* BEGIN EXCERPTED RECORDS *
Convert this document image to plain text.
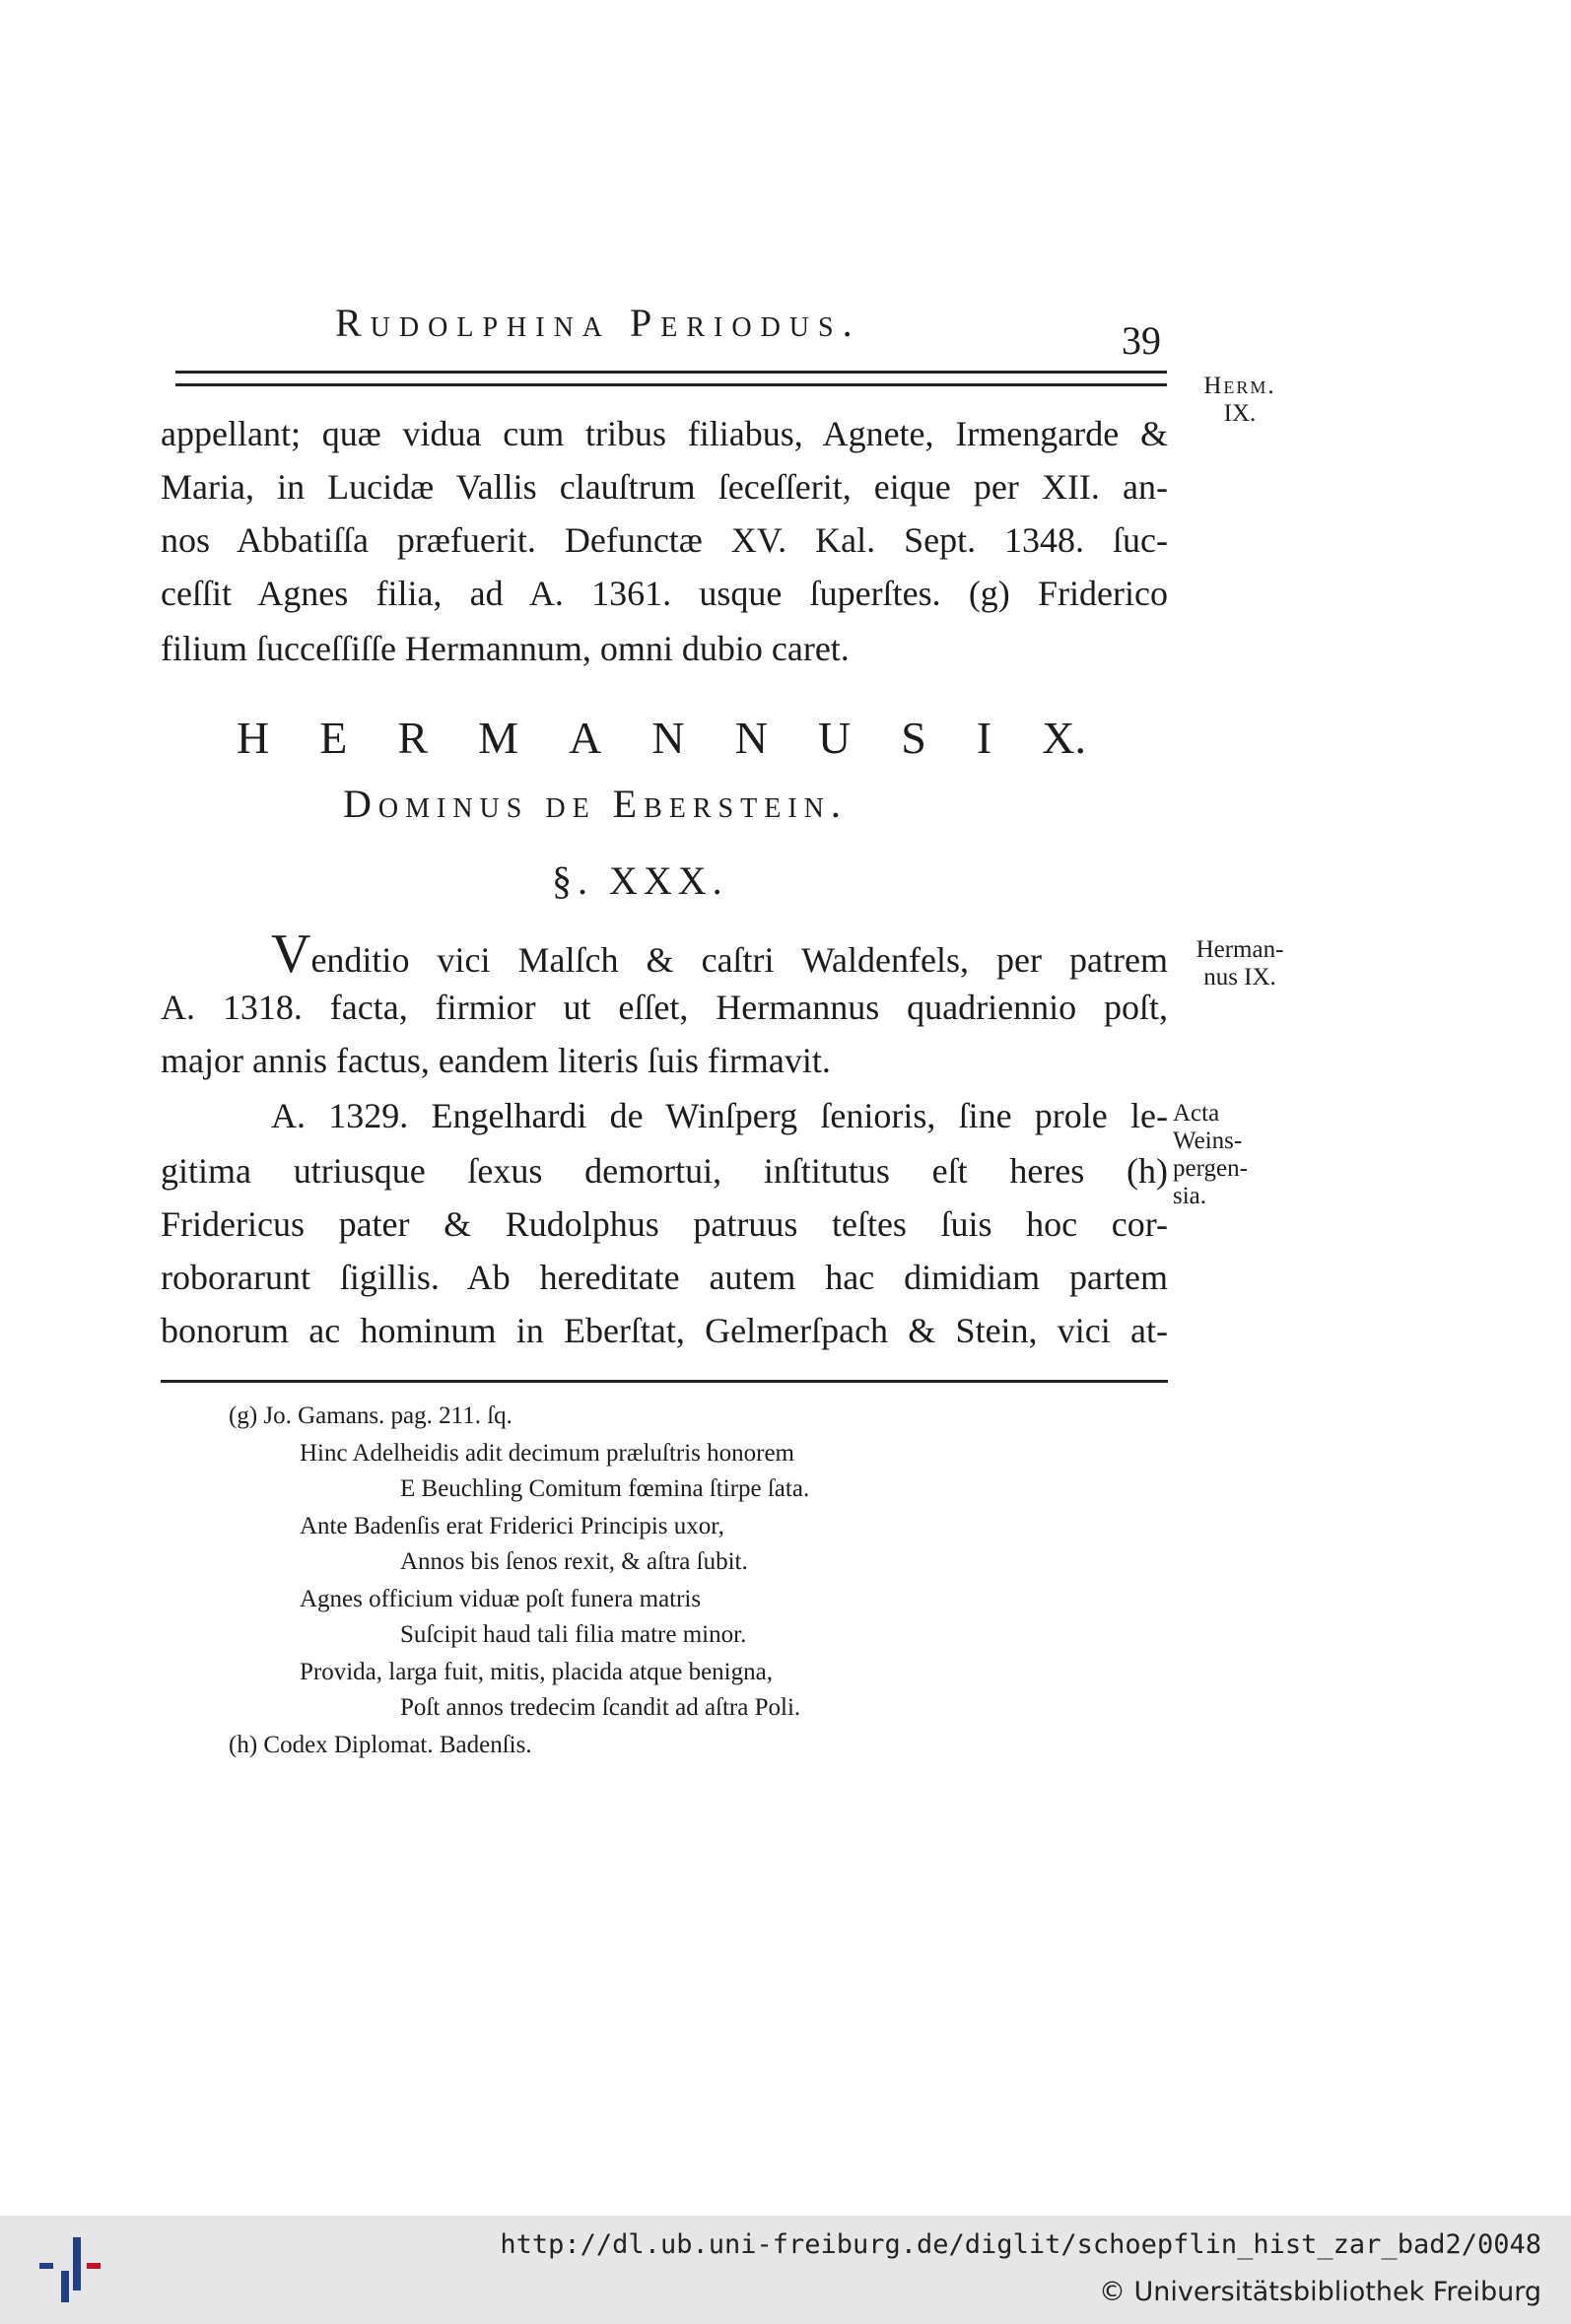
Rudolphina Periodus.	39
Herm.
IX.
Herman-
nus IX.
Acta
Weins-
pergen-
sia.
appellant; quæ vidua cum tribus filiabus, Agnete, Irmengarde &
Maria, in Lucidæ Vallis clauſtrum ſeceſſerit, eique per XII. an-
nos Abbatiſſa præfuerit. Defunctæ XV. Kal. Sept. 1348. ſuc-
ceſſit Agnes filia, ad A. 1361. usque ſuperſtes. (g) Friderico
filium ſucceſſiſſe Hermannum, omni dubio caret.
H E R M A N N U S I X.
Dominus de Eberstein.
§. XXX.
Venditio vici Malſch & caſtri Waldenfels, per patrem
A. 1318. facta, firmior ut eſſet, Hermannus quadriennio poſt,
major annis factus, eandem literis ſuis firmavit.
A. 1329. Engelhardi de Winſperg ſenioris, ſine prole le-
gitima utriusque ſexus demortui, inſtitutus eſt heres (h)
Fridericus pater & Rudolphus patruus teſtes ſuis hoc cor-
roborarunt ſigillis. Ab hereditate autem hac dimidiam partem
bonorum ac hominum in Eberſtat, Gelmerſpach & Stein, vici at-
(g) Jo. Gamans. pag. 211. ſq.
Hinc Adelheidis adit decimum præluſtris honorem
E Beuchling Comitum fœmina ſtirpe ſata.
Ante Badenſis erat Friderici Principis uxor,
Annos bis ſenos rexit, & aſtra ſubit.
Agnes officium viduæ poſt funera matris
Suſcipit haud tali filia matre minor.
Provida, larga fuit, mitis, placida atque benigna,
Poſt annos tredecim ſcandit ad aſtra Poli.
(h) Codex Diplomat. Badenſis.
http://dl.ub.uni-freiburg.de/diglit/schoepflin_hist_zar_bad2/0048
© Universitätsbibliothek Freiburg
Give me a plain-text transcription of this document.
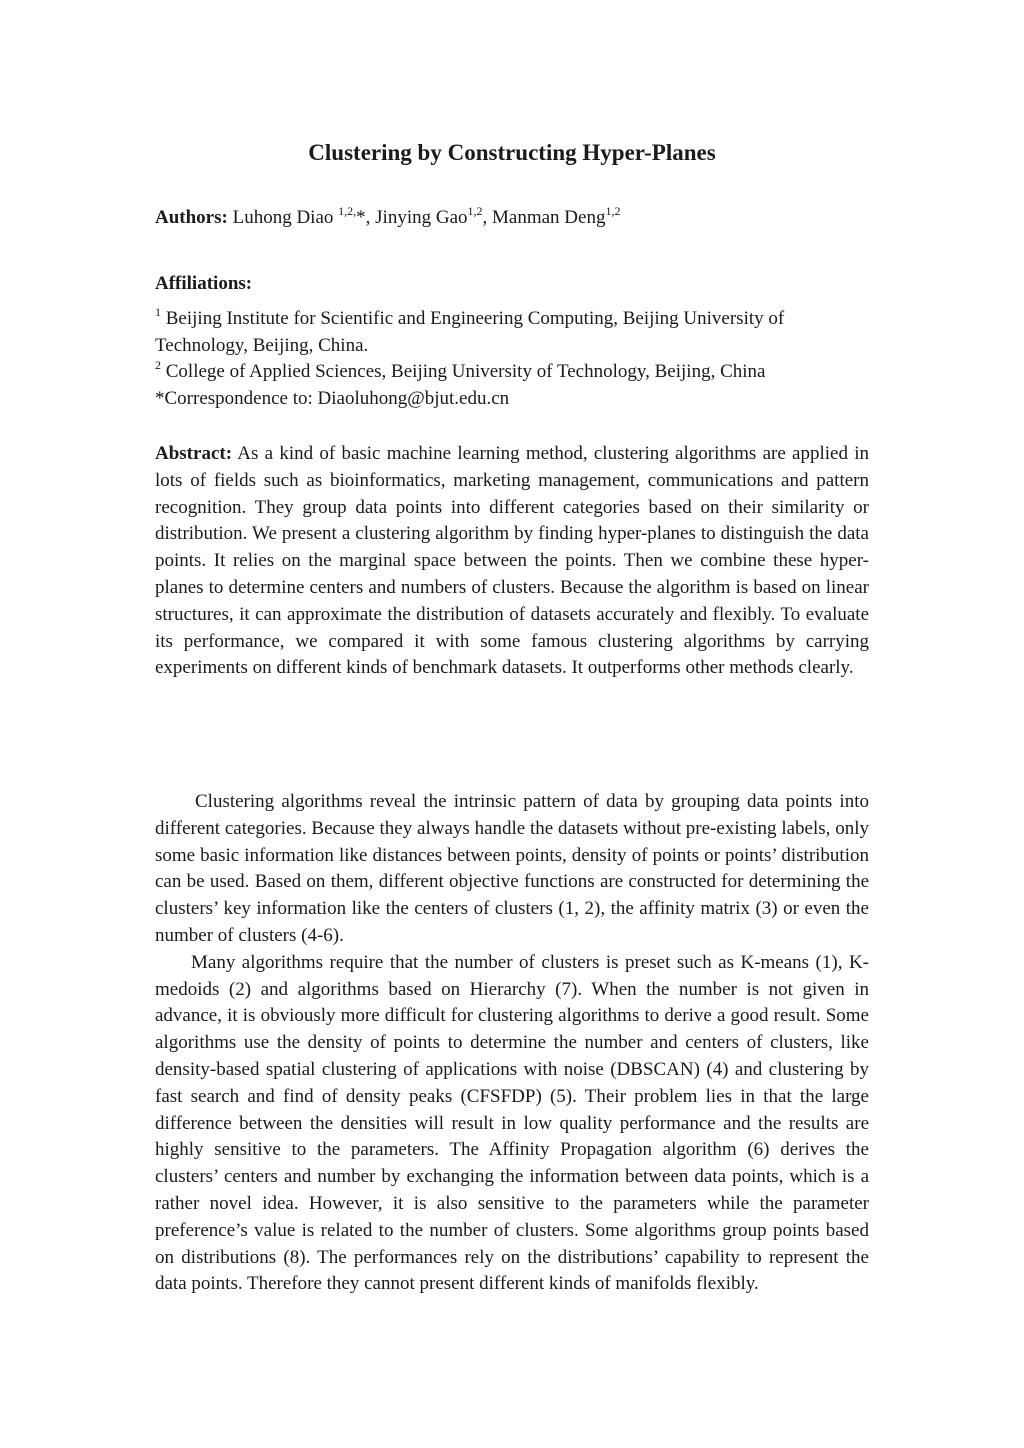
Clustering by Constructing Hyper-Planes
Authors: Luhong Diao $^{1,2,}$*, Jinying Gao$^{1,2}$, Manman Deng$^{1,2}$
Affiliations:

$^1$ Beijing Institute for Scientific and Engineering Computing, Beijing University of Technology, Beijing, China.

$^2$ College of Applied Sciences, Beijing University of Technology, Beijing, China

*Correspondence to: Diaoluhong@bjut.edu.cn

Abstract: As a kind of basic machine learning method, clustering algorithms are applied in lots of fields such as bioinformatics, marketing management, communications and pattern recognition. They group data points into different categories based on their similarity or distribution. We present a clustering algorithm by finding hyper-planes to distinguish the data points. It relies on the marginal space between the points. Then we combine these hyper-planes to determine centers and numbers of clusters. Because the algorithm is based on linear structures, it can approximate the distribution of datasets accurately and flexibly. To evaluate its performance, we compared it with some famous clustering algorithms by carrying experiments on different kinds of benchmark datasets. It outperforms other methods clearly.

Clustering algorithms reveal the intrinsic pattern of data by grouping data points into different categories. Because they always handle the datasets without pre-existing labels, only some basic information like distances between points, density of points or points’ distribution can be used. Based on them, different objective functions are constructed for determining the clusters’ key information like the centers of clusters (1, 2), the affinity matrix (3) or even the number of clusters (4-6).

Many algorithms require that the number of clusters is preset such as K-means (1), K-medoids (2) and algorithms based on Hierarchy (7). When the number is not given in advance, it is obviously more difficult for clustering algorithms to derive a good result. Some algorithms use the density of points to determine the number and centers of clusters, like density-based spatial clustering of applications with noise (DBSCAN) (4) and clustering by fast search and find of density peaks (CFSFDP) (5). Their problem lies in that the large difference between the densities will result in low quality performance and the results are highly sensitive to the parameters. The Affinity Propagation algorithm (6) derives the clusters’ centers and number by exchanging the information between data points, which is a rather novel idea. However, it is also sensitive to the parameters while the parameter preference’s value is related to the number of clusters. Some algorithms group points based on distributions (8). The performances rely on the distributions’ capability to represent the data points. Therefore they cannot present different kinds of manifolds flexibly.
* END EXCERPTED RECORDS *
TASK TO CARRY OUT:
Skip the pictures and print each record exactly as it stands.

RESULT:
Convert this document image to plain text.
Rudolphina Periodus.	39
Herm.
IX.
Herman-
nus IX.
Acta
Weins-
pergen-
sia.
appellant; quæ vidua cum tribus filiabus, Agnete, Irmengarde &
Maria, in Lucidæ Vallis clauſtrum ſeceſſerit, eique per XII. an-
nos Abbatiſſa præfuerit. Defunctæ XV. Kal. Sept. 1348. ſuc-
ceſſit Agnes filia, ad A. 1361. usque ſuperſtes. (g) Friderico
filium ſucceſſiſſe Hermannum, omni dubio caret.
H E R M A N N U S I X.
Dominus de Eberstein.
§. XXX.
Venditio vici Malſch & caſtri Waldenfels, per patrem
A. 1318. facta, firmior ut eſſet, Hermannus quadriennio poſt,
major annis factus, eandem literis ſuis firmavit.
A. 1329. Engelhardi de Winſperg ſenioris, ſine prole le-
gitima utriusque ſexus demortui, inſtitutus eſt heres (h)
Fridericus pater & Rudolphus patruus teſtes ſuis hoc cor-
roborarunt ſigillis. Ab hereditate autem hac dimidiam partem
bonorum ac hominum in Eberſtat, Gelmerſpach & Stein, vici at-
(g) Jo. Gamans. pag. 211. ſq.
Hinc Adelheidis adit decimum præluſtris honorem
E Beuchling Comitum fœmina ſtirpe ſata.
Ante Badenſis erat Friderici Principis uxor,
Annos bis ſenos rexit, & aſtra ſubit.
Agnes officium viduæ poſt funera matris
Suſcipit haud tali filia matre minor.
Provida, larga fuit, mitis, placida atque benigna,
Poſt annos tredecim ſcandit ad aſtra Poli.
(h) Codex Diplomat. Badenſis.
http://dl.ub.uni-freiburg.de/diglit/schoepflin_hist_zar_bad2/0048
© Universitätsbibliothek Freiburg
Give me a plain-text transcription of this document.
Clustering by Constructing Hyper-Planes
Authors: Luhong Diao $^{1,2,}$*, Jinying Gao$^{1,2}$, Manman Deng$^{1,2}$
Affiliations:

$^1$ Beijing Institute for Scientific and Engineering Computing, Beijing University of Technology, Beijing, China.

$^2$ College of Applied Sciences, Beijing University of Technology, Beijing, China

*Correspondence to: Diaoluhong@bjut.edu.cn

Abstract: As a kind of basic machine learning method, clustering algorithms are applied in lots of fields such as bioinformatics, marketing management, communications and pattern recognition. They group data points into different categories based on their similarity or distribution. We present a clustering algorithm by finding hyper-planes to distinguish the data points. It relies on the marginal space between the points. Then we combine these hyper-planes to determine centers and numbers of clusters. Because the algorithm is based on linear structures, it can approximate the distribution of datasets accurately and flexibly. To evaluate its performance, we compared it with some famous clustering algorithms by carrying experiments on different kinds of benchmark datasets. It outperforms other methods clearly.

Clustering algorithms reveal the intrinsic pattern of data by grouping data points into different categories. Because they always handle the datasets without pre-existing labels, only some basic information like distances between points, density of points or points’ distribution can be used. Based on them, different objective functions are constructed for determining the clusters’ key information like the centers of clusters (1, 2), the affinity matrix (3) or even the number of clusters (4-6).

Many algorithms require that the number of clusters is preset such as K-means (1), K-medoids (2) and algorithms based on Hierarchy (7). When the number is not given in advance, it is obviously more difficult for clustering algorithms to derive a good result. Some algorithms use the density of points to determine the number and centers of clusters, like density-based spatial clustering of applications with noise (DBSCAN) (4) and clustering by fast search and find of density peaks (CFSFDP) (5). Their problem lies in that the large difference between the densities will result in low quality performance and the results are highly sensitive to the parameters. The Affinity Propagation algorithm (6) derives the clusters’ centers and number by exchanging the information between data points, which is a rather novel idea. However, it is also sensitive to the parameters while the parameter preference’s value is related to the number of clusters. Some algorithms group points based on distributions (8). The performances rely on the distributions’ capability to represent the data points. Therefore they cannot present different kinds of manifolds flexibly.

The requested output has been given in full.